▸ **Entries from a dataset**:
☆ ☆ ☆

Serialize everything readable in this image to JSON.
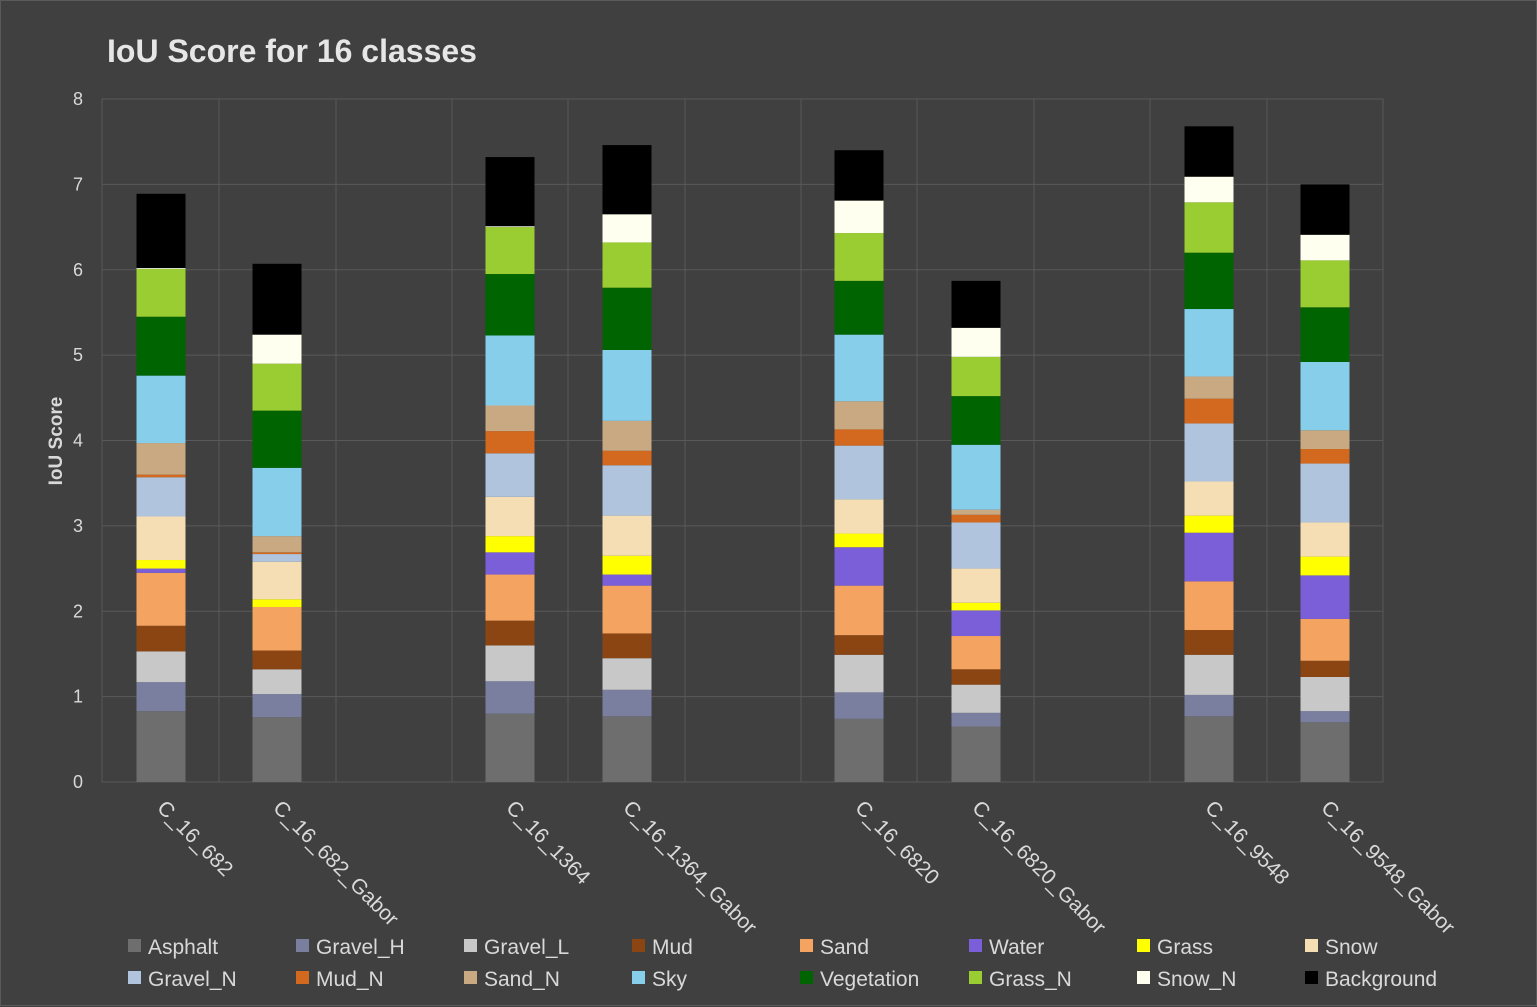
{
  "chart_data": {
    "type": "bar",
    "stacked": true,
    "title": "IoU Score for 16 classes",
    "xlabel": "",
    "ylabel": "IoU Score",
    "ylim": [
      0,
      8
    ],
    "yticks": [
      "0",
      "1",
      "2",
      "3",
      "4",
      "5",
      "6",
      "7",
      "8"
    ],
    "grid": true,
    "legend_position": "bottom",
    "groups": [
      [
        "C_16_682",
        "C_16_682_Gabor"
      ],
      [
        "C_16_1364",
        "C_16_1364_Gabor"
      ],
      [
        "C_16_6820",
        "C_16_6820_Gabor"
      ],
      [
        "C_16_9548",
        "C_16_9548_Gabor"
      ]
    ],
    "categories": [
      "C_16_682",
      "C_16_682_Gabor",
      "C_16_1364",
      "C_16_1364_Gabor",
      "C_16_6820",
      "C_16_6820_Gabor",
      "C_16_9548",
      "C_16_9548_Gabor"
    ],
    "series": [
      {
        "name": "Asphalt",
        "color": "#6e6e6e",
        "values": [
          0.83,
          0.76,
          0.8,
          0.77,
          0.74,
          0.65,
          0.77,
          0.7
        ]
      },
      {
        "name": "Gravel_H",
        "color": "#7a7fa0",
        "values": [
          0.34,
          0.27,
          0.38,
          0.31,
          0.31,
          0.16,
          0.25,
          0.13
        ]
      },
      {
        "name": "Gravel_L",
        "color": "#c8c8c8",
        "values": [
          0.36,
          0.29,
          0.42,
          0.37,
          0.44,
          0.33,
          0.47,
          0.4
        ]
      },
      {
        "name": "Mud",
        "color": "#8b4513",
        "values": [
          0.3,
          0.22,
          0.29,
          0.29,
          0.23,
          0.18,
          0.29,
          0.19
        ]
      },
      {
        "name": "Sand",
        "color": "#f4a460",
        "values": [
          0.62,
          0.51,
          0.54,
          0.56,
          0.58,
          0.39,
          0.57,
          0.49
        ]
      },
      {
        "name": "Water",
        "color": "#7a5fd9",
        "values": [
          0.05,
          0.0,
          0.26,
          0.13,
          0.45,
          0.3,
          0.57,
          0.51
        ]
      },
      {
        "name": "Grass",
        "color": "#ffff00",
        "values": [
          0.1,
          0.09,
          0.19,
          0.22,
          0.16,
          0.09,
          0.2,
          0.22
        ]
      },
      {
        "name": "Snow",
        "color": "#f5deb3",
        "values": [
          0.51,
          0.44,
          0.46,
          0.47,
          0.4,
          0.4,
          0.4,
          0.4
        ]
      },
      {
        "name": "Gravel_N",
        "color": "#b0c4de",
        "values": [
          0.46,
          0.09,
          0.51,
          0.59,
          0.63,
          0.54,
          0.68,
          0.69
        ]
      },
      {
        "name": "Mud_N",
        "color": "#d2691e",
        "values": [
          0.03,
          0.02,
          0.26,
          0.17,
          0.19,
          0.09,
          0.29,
          0.17
        ]
      },
      {
        "name": "Sand_N",
        "color": "#c9a982",
        "values": [
          0.37,
          0.19,
          0.3,
          0.35,
          0.33,
          0.06,
          0.26,
          0.22
        ]
      },
      {
        "name": "Sky",
        "color": "#87ceeb",
        "values": [
          0.79,
          0.8,
          0.82,
          0.83,
          0.78,
          0.76,
          0.79,
          0.8
        ]
      },
      {
        "name": "Vegetation",
        "color": "#006400",
        "values": [
          0.69,
          0.67,
          0.72,
          0.73,
          0.63,
          0.57,
          0.66,
          0.64
        ]
      },
      {
        "name": "Grass_N",
        "color": "#9acd32",
        "values": [
          0.56,
          0.55,
          0.55,
          0.53,
          0.56,
          0.46,
          0.59,
          0.55
        ]
      },
      {
        "name": "Snow_N",
        "color": "#fffff0",
        "values": [
          0.01,
          0.34,
          0.01,
          0.33,
          0.38,
          0.34,
          0.3,
          0.3
        ]
      },
      {
        "name": "Background",
        "color": "#000000",
        "values": [
          0.87,
          0.83,
          0.81,
          0.81,
          0.59,
          0.55,
          0.59,
          0.59
        ]
      }
    ]
  }
}
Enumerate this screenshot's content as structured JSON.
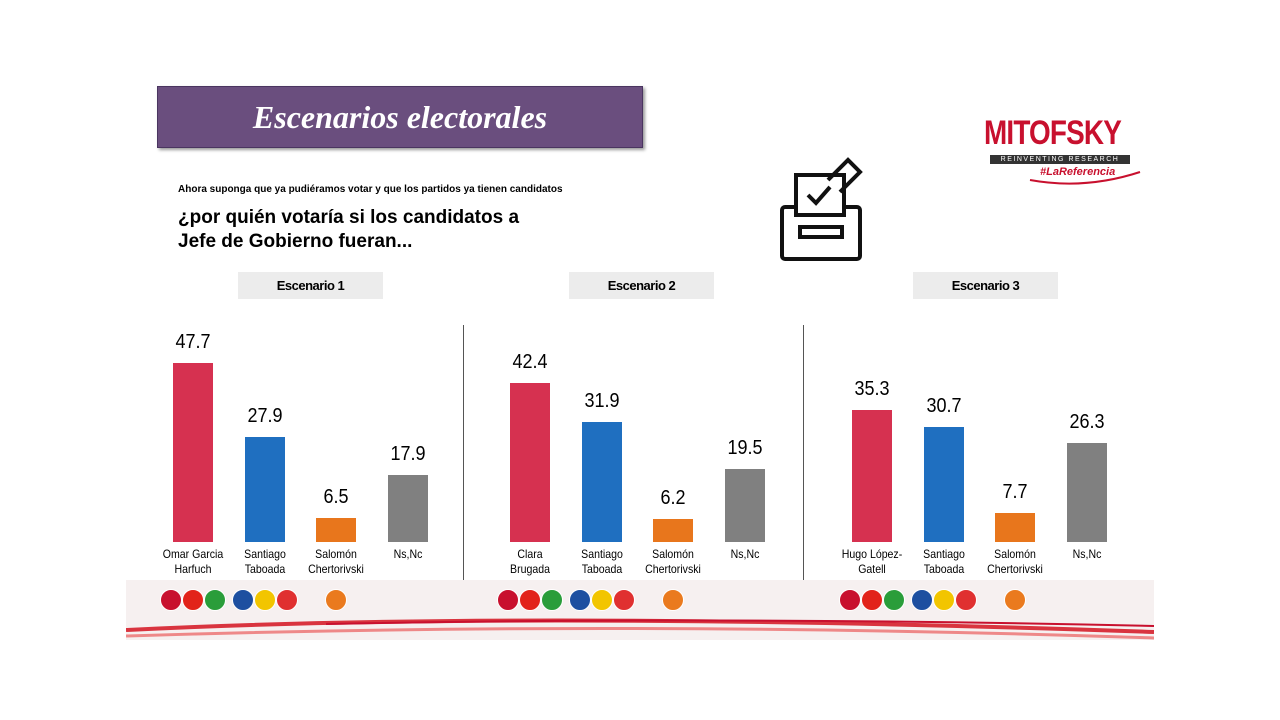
{
  "header": {
    "title": "Escenarios electorales",
    "subtitle": "Ahora suponga que ya pudiéramos votar y que los partidos ya tienen candidatos",
    "question": "¿por quién votaría si los candidatos a\nJefe de Gobierno fueran..."
  },
  "logo": {
    "name": "MITOFSKY",
    "tagline": "REINVENTING RESEARCH",
    "hashtag": "#LaReferencia"
  },
  "chart_data": [
    {
      "type": "bar",
      "title": "Escenario 1",
      "categories": [
        "Omar Garcia\nHarfuch",
        "Santiago\nTaboada",
        "Salomón\nChertorivski",
        "Ns,Nc"
      ],
      "values": [
        47.7,
        27.9,
        6.5,
        17.9
      ],
      "colors": [
        "#d63150",
        "#1f6fc0",
        "#e8761c",
        "#808080"
      ]
    },
    {
      "type": "bar",
      "title": "Escenario 2",
      "categories": [
        "Clara\nBrugada",
        "Santiago\nTaboada",
        "Salomón\nChertorivski",
        "Ns,Nc"
      ],
      "values": [
        42.4,
        31.9,
        6.2,
        19.5
      ],
      "colors": [
        "#d63150",
        "#1f6fc0",
        "#e8761c",
        "#808080"
      ]
    },
    {
      "type": "bar",
      "title": "Escenario 3",
      "categories": [
        "Hugo López-\nGatell",
        "Santiago\nTaboada",
        "Salomón\nChertorivski",
        "Ns,Nc"
      ],
      "values": [
        35.3,
        30.7,
        7.7,
        26.3
      ],
      "colors": [
        "#d63150",
        "#1f6fc0",
        "#e8761c",
        "#808080"
      ]
    }
  ]
}
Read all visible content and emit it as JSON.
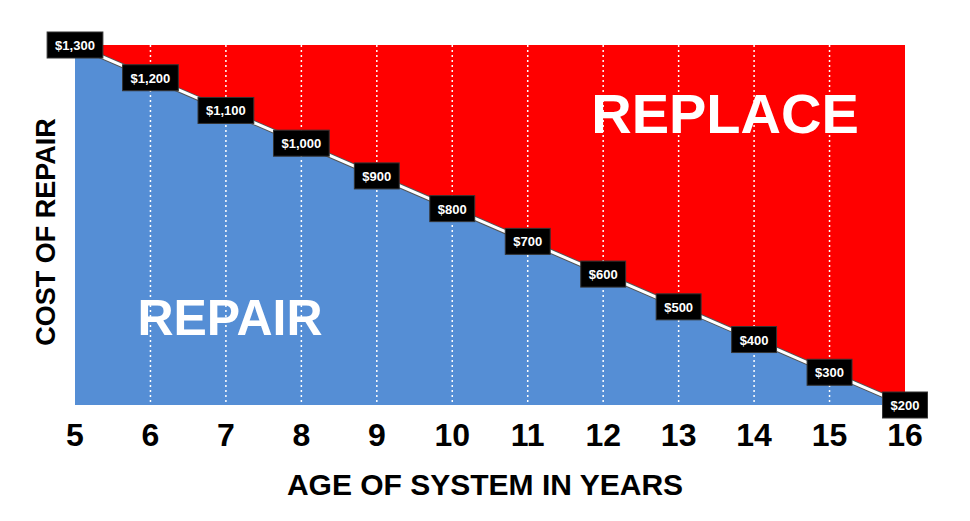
{
  "chart_data": {
    "type": "area",
    "x_label": "AGE OF SYSTEM IN YEARS",
    "y_label": "COST OF REPAIR",
    "x": [
      5,
      6,
      7,
      8,
      9,
      10,
      11,
      12,
      13,
      14,
      15,
      16
    ],
    "values": [
      1300,
      1200,
      1100,
      1000,
      900,
      800,
      700,
      600,
      500,
      400,
      300,
      200
    ],
    "value_labels": [
      "$1,300",
      "$1,200",
      "$1,100",
      "$1,000",
      "$900",
      "$800",
      "$700",
      "$600",
      "$500",
      "$400",
      "$300",
      "$200"
    ],
    "color": "#558ed5",
    "xlim": [
      5,
      16
    ],
    "ylim": [
      200,
      1300
    ],
    "xticks": [
      5,
      6,
      7,
      8,
      9,
      10,
      11,
      12,
      13,
      14,
      15,
      16
    ],
    "grid": true,
    "data_labels": true,
    "tick_labels": "x",
    "annotations": [
      "REPAIR",
      "REPLACE"
    ]
  }
}
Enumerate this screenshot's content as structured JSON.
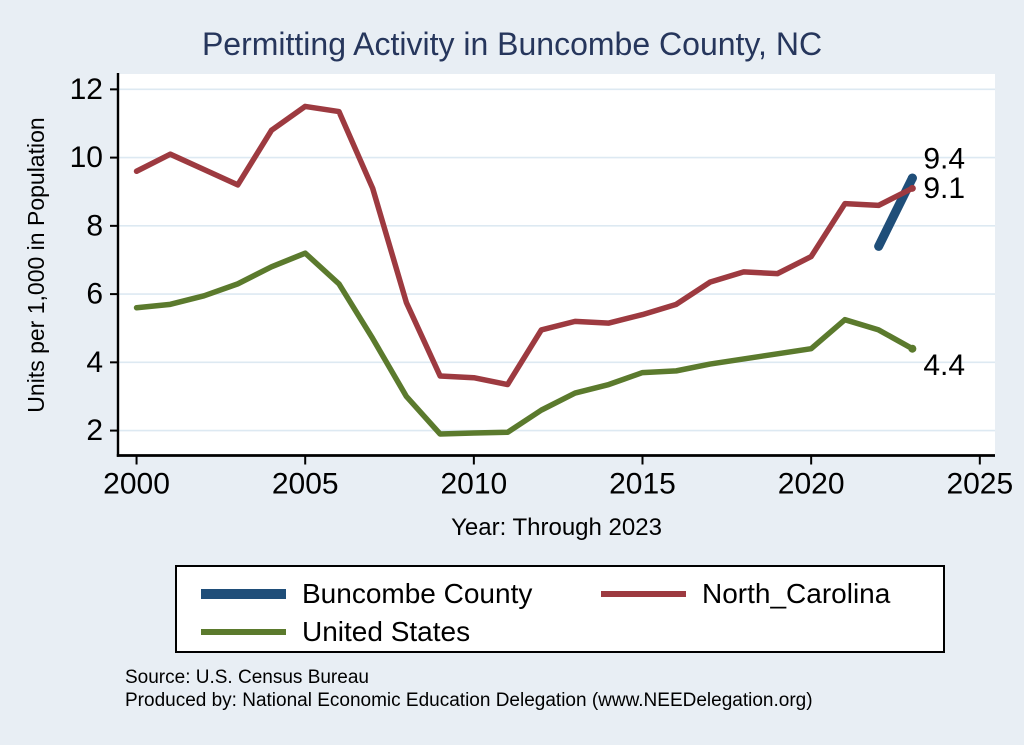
{
  "chart_data": {
    "type": "line",
    "title": "Permitting Activity in Buncombe County, NC",
    "xlabel": "Year: Through 2023",
    "ylabel": "Units per 1,000 in Population",
    "x_ticks": [
      2000,
      2005,
      2010,
      2015,
      2020,
      2025
    ],
    "y_ticks": [
      2,
      4,
      6,
      8,
      10,
      12
    ],
    "xlim": [
      1999.45,
      2025.45
    ],
    "ylim": [
      1.27,
      12.45
    ],
    "grid": "horizontal",
    "grid_color": "#dde9f2",
    "axis_color": "#000000",
    "plot_bg": "#ffffff",
    "legend_position": "bottom",
    "series": [
      {
        "name": "Buncombe County",
        "color": "#1f4e79",
        "x": [
          2022,
          2023
        ],
        "values": [
          7.4,
          9.4
        ],
        "end_label": "9.4"
      },
      {
        "name": "North_Carolina",
        "color": "#9d3a40",
        "x": [
          2000,
          2001,
          2002,
          2003,
          2004,
          2005,
          2006,
          2007,
          2008,
          2009,
          2010,
          2011,
          2012,
          2013,
          2014,
          2015,
          2016,
          2017,
          2018,
          2019,
          2020,
          2021,
          2022,
          2023
        ],
        "values": [
          9.6,
          10.1,
          9.65,
          9.2,
          10.8,
          11.5,
          11.35,
          9.1,
          5.75,
          3.6,
          3.55,
          3.35,
          4.95,
          5.2,
          5.15,
          5.4,
          5.7,
          6.35,
          6.65,
          6.6,
          7.1,
          8.65,
          8.6,
          9.1
        ],
        "end_label": "9.1"
      },
      {
        "name": "United States",
        "color": "#5b7a2d",
        "x": [
          2000,
          2001,
          2002,
          2003,
          2004,
          2005,
          2006,
          2007,
          2008,
          2009,
          2010,
          2011,
          2012,
          2013,
          2014,
          2015,
          2016,
          2017,
          2018,
          2019,
          2020,
          2021,
          2022,
          2023
        ],
        "values": [
          5.6,
          5.7,
          5.95,
          6.3,
          6.8,
          7.2,
          6.3,
          4.7,
          3.0,
          1.9,
          1.93,
          1.95,
          2.6,
          3.1,
          3.35,
          3.7,
          3.75,
          3.95,
          4.1,
          4.25,
          4.4,
          5.25,
          4.95,
          4.4
        ],
        "end_label": "4.4"
      }
    ]
  },
  "legend": {
    "items": [
      {
        "label": "Buncombe County",
        "color": "#1f4e79"
      },
      {
        "label": "North_Carolina",
        "color": "#9d3a40"
      },
      {
        "label": "United States",
        "color": "#5b7a2d"
      }
    ]
  },
  "footer": {
    "source": "Source: U.S. Census Bureau",
    "produced_by": "Produced by: National Economic Education Delegation (www.NEEDelegation.org)"
  }
}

☆ ☆ ☆

▸ **Written instruction**: Say how many lines contain the string "County", giving nothing but the count.

▸ **Reply to the task**: 3